### Exercise details
Write the material out again in full, word for word. Do not include the pictures.

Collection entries
┄┄┄┄┄┄┄┄┄┄┄┄┄┄┄┄┄┄┄┄
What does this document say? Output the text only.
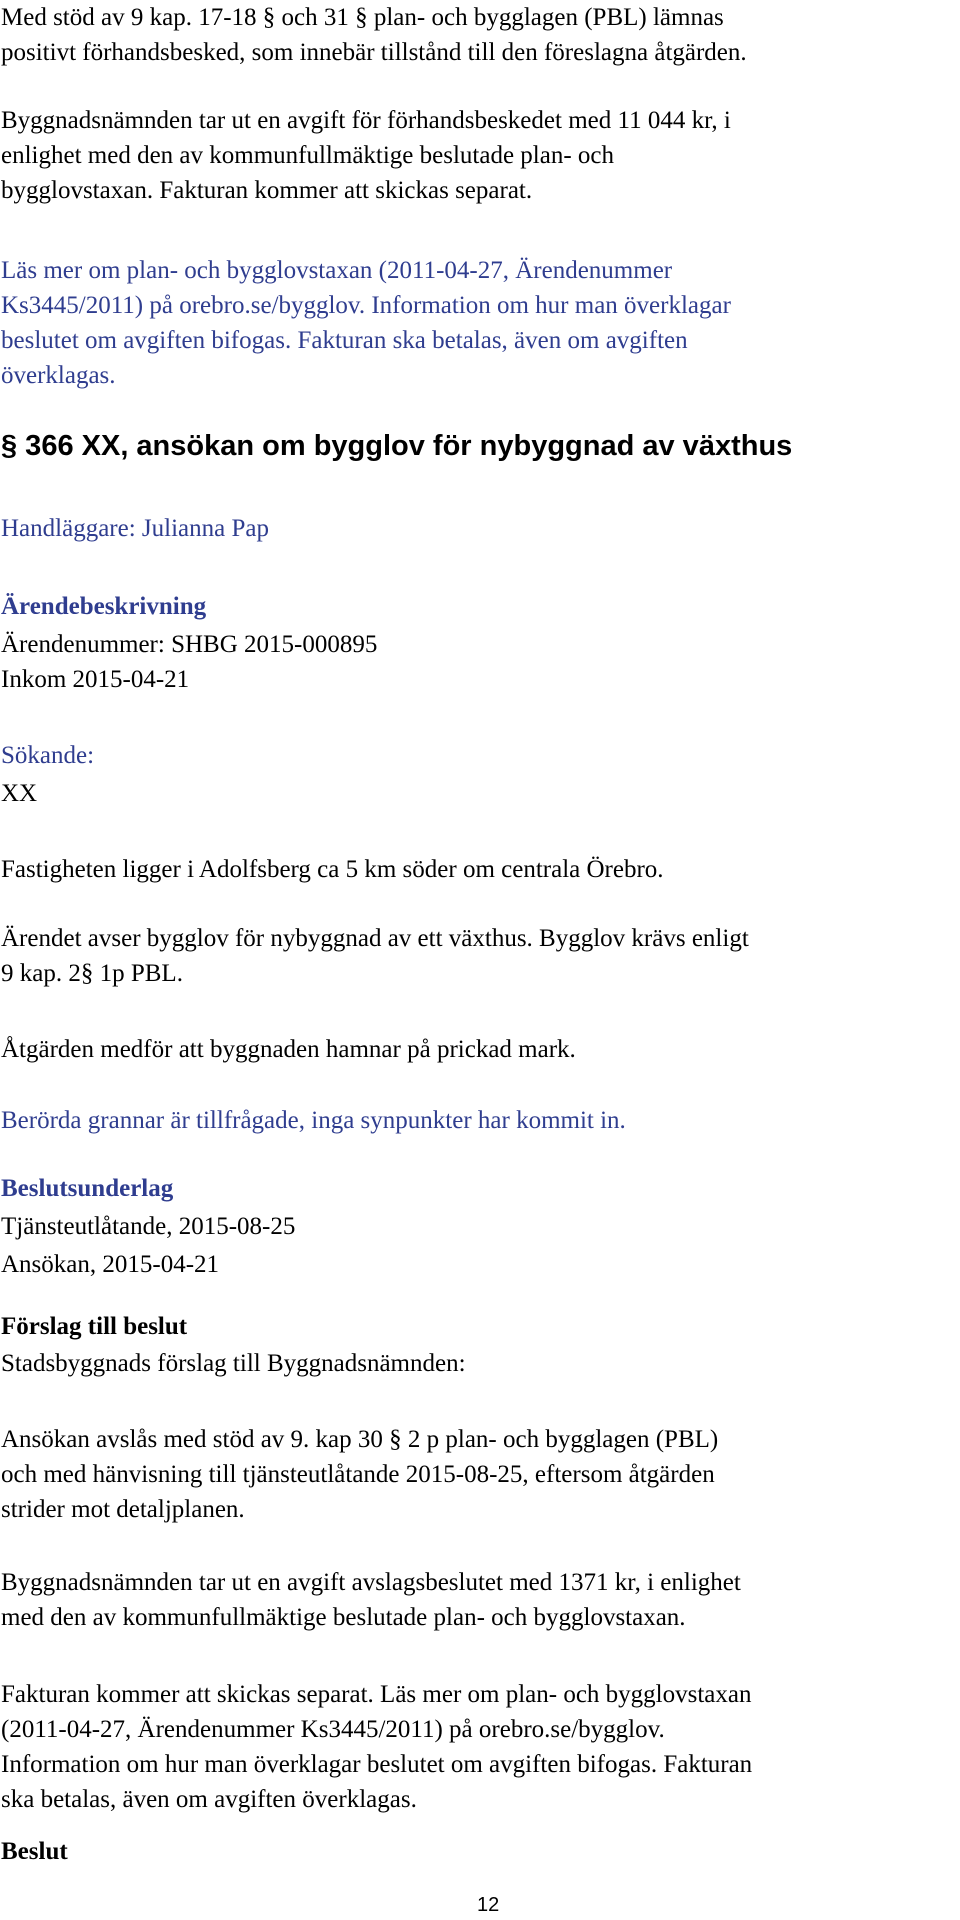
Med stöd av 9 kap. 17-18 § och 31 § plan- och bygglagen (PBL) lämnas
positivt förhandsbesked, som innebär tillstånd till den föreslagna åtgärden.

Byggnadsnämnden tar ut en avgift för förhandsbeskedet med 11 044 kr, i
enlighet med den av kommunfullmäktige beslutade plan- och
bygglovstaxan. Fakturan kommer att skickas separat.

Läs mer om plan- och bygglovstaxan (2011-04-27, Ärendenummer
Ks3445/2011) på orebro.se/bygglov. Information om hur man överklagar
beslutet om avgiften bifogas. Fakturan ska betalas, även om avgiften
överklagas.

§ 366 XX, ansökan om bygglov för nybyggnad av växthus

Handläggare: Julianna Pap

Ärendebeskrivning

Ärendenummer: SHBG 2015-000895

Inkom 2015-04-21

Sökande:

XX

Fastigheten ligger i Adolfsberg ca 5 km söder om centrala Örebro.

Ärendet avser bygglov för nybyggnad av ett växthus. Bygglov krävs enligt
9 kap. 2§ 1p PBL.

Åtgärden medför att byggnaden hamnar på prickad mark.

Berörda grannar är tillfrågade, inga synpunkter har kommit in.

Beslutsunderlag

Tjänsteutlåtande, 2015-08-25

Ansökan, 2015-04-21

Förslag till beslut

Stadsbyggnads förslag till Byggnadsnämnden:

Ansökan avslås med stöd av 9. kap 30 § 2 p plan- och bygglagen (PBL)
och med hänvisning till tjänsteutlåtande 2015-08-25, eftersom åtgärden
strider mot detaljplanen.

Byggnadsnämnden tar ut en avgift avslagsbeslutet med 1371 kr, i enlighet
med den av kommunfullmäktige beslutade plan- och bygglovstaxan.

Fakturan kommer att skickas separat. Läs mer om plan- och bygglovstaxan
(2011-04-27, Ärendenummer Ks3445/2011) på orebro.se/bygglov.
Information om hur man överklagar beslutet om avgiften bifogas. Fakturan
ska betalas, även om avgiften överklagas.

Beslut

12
┄┄┄┄┄┄┄┄┄┄┄┄┄┄┄┄┄┄┄┄
### Full output
What does this document say? Output the text only.
Med stöd av 9 kap. 17-18 § och 31 § plan- och bygglagen (PBL) lämnas
positivt förhandsbesked, som innebär tillstånd till den föreslagna åtgärden.

Byggnadsnämnden tar ut en avgift för förhandsbeskedet med 11 044 kr, i
enlighet med den av kommunfullmäktige beslutade plan- och
bygglovstaxan. Fakturan kommer att skickas separat.

Läs mer om plan- och bygglovstaxan (2011-04-27, Ärendenummer
Ks3445/2011) på orebro.se/bygglov. Information om hur man överklagar
beslutet om avgiften bifogas. Fakturan ska betalas, även om avgiften
överklagas.

§ 366 XX, ansökan om bygglov för nybyggnad av växthus

Handläggare: Julianna Pap

Ärendebeskrivning

Ärendenummer: SHBG 2015-000895

Inkom 2015-04-21

Sökande:

XX

Fastigheten ligger i Adolfsberg ca 5 km söder om centrala Örebro.

Ärendet avser bygglov för nybyggnad av ett växthus. Bygglov krävs enligt
9 kap. 2§ 1p PBL.

Åtgärden medför att byggnaden hamnar på prickad mark.

Berörda grannar är tillfrågade, inga synpunkter har kommit in.

Beslutsunderlag

Tjänsteutlåtande, 2015-08-25

Ansökan, 2015-04-21

Förslag till beslut

Stadsbyggnads förslag till Byggnadsnämnden:

Ansökan avslås med stöd av 9. kap 30 § 2 p plan- och bygglagen (PBL)
och med hänvisning till tjänsteutlåtande 2015-08-25, eftersom åtgärden
strider mot detaljplanen.

Byggnadsnämnden tar ut en avgift avslagsbeslutet med 1371 kr, i enlighet
med den av kommunfullmäktige beslutade plan- och bygglovstaxan.

Fakturan kommer att skickas separat. Läs mer om plan- och bygglovstaxan
(2011-04-27, Ärendenummer Ks3445/2011) på orebro.se/bygglov.
Information om hur man överklagar beslutet om avgiften bifogas. Fakturan
ska betalas, även om avgiften överklagas.

Beslut

12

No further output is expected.